* start Stored records *
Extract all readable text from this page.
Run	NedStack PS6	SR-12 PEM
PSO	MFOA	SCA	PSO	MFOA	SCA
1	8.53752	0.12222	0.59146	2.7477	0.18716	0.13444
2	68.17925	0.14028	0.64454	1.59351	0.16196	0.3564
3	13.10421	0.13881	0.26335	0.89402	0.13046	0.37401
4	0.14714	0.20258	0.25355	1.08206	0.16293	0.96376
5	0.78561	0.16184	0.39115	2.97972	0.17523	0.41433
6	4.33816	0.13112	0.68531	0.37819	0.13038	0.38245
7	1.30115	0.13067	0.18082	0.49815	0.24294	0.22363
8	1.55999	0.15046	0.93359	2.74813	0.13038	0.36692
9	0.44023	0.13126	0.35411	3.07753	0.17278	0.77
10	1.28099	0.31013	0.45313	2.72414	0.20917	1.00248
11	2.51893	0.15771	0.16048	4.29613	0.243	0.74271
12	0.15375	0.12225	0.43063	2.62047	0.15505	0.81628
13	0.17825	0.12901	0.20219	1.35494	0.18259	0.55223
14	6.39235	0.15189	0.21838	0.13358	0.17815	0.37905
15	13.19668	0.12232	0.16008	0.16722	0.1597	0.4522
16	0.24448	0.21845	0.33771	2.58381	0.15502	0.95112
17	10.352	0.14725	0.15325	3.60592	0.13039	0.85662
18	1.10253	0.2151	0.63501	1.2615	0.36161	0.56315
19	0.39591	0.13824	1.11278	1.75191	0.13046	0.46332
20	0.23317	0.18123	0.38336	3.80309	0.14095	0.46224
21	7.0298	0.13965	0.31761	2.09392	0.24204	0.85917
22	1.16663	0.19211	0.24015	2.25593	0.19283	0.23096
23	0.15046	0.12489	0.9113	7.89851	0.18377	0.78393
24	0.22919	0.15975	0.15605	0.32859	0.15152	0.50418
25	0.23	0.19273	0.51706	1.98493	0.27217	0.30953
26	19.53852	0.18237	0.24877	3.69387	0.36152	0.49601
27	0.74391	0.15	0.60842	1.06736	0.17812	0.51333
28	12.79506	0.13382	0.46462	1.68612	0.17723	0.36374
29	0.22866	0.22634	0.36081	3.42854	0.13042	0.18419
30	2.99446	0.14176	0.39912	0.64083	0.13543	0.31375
* end Stored records *
Description of the task
Print the material above once more, exactly.

Correct answer
Extract all readable text from this page.
Run	NedStack PS6	SR-12 PEM
PSO	MFOA	SCA	PSO	MFOA	SCA
1	8.53752	0.12222	0.59146	2.7477	0.18716	0.13444
2	68.17925	0.14028	0.64454	1.59351	0.16196	0.3564
3	13.10421	0.13881	0.26335	0.89402	0.13046	0.37401
4	0.14714	0.20258	0.25355	1.08206	0.16293	0.96376
5	0.78561	0.16184	0.39115	2.97972	0.17523	0.41433
6	4.33816	0.13112	0.68531	0.37819	0.13038	0.38245
7	1.30115	0.13067	0.18082	0.49815	0.24294	0.22363
8	1.55999	0.15046	0.93359	2.74813	0.13038	0.36692
9	0.44023	0.13126	0.35411	3.07753	0.17278	0.77
10	1.28099	0.31013	0.45313	2.72414	0.20917	1.00248
11	2.51893	0.15771	0.16048	4.29613	0.243	0.74271
12	0.15375	0.12225	0.43063	2.62047	0.15505	0.81628
13	0.17825	0.12901	0.20219	1.35494	0.18259	0.55223
14	6.39235	0.15189	0.21838	0.13358	0.17815	0.37905
15	13.19668	0.12232	0.16008	0.16722	0.1597	0.4522
16	0.24448	0.21845	0.33771	2.58381	0.15502	0.95112
17	10.352	0.14725	0.15325	3.60592	0.13039	0.85662
18	1.10253	0.2151	0.63501	1.2615	0.36161	0.56315
19	0.39591	0.13824	1.11278	1.75191	0.13046	0.46332
20	0.23317	0.18123	0.38336	3.80309	0.14095	0.46224
21	7.0298	0.13965	0.31761	2.09392	0.24204	0.85917
22	1.16663	0.19211	0.24015	2.25593	0.19283	0.23096
23	0.15046	0.12489	0.9113	7.89851	0.18377	0.78393
24	0.22919	0.15975	0.15605	0.32859	0.15152	0.50418
25	0.23	0.19273	0.51706	1.98493	0.27217	0.30953
26	19.53852	0.18237	0.24877	3.69387	0.36152	0.49601
27	0.74391	0.15	0.60842	1.06736	0.17812	0.51333
28	12.79506	0.13382	0.46462	1.68612	0.17723	0.36374
29	0.22866	0.22634	0.36081	3.42854	0.13042	0.18419
30	2.99446	0.14176	0.39912	0.64083	0.13543	0.31375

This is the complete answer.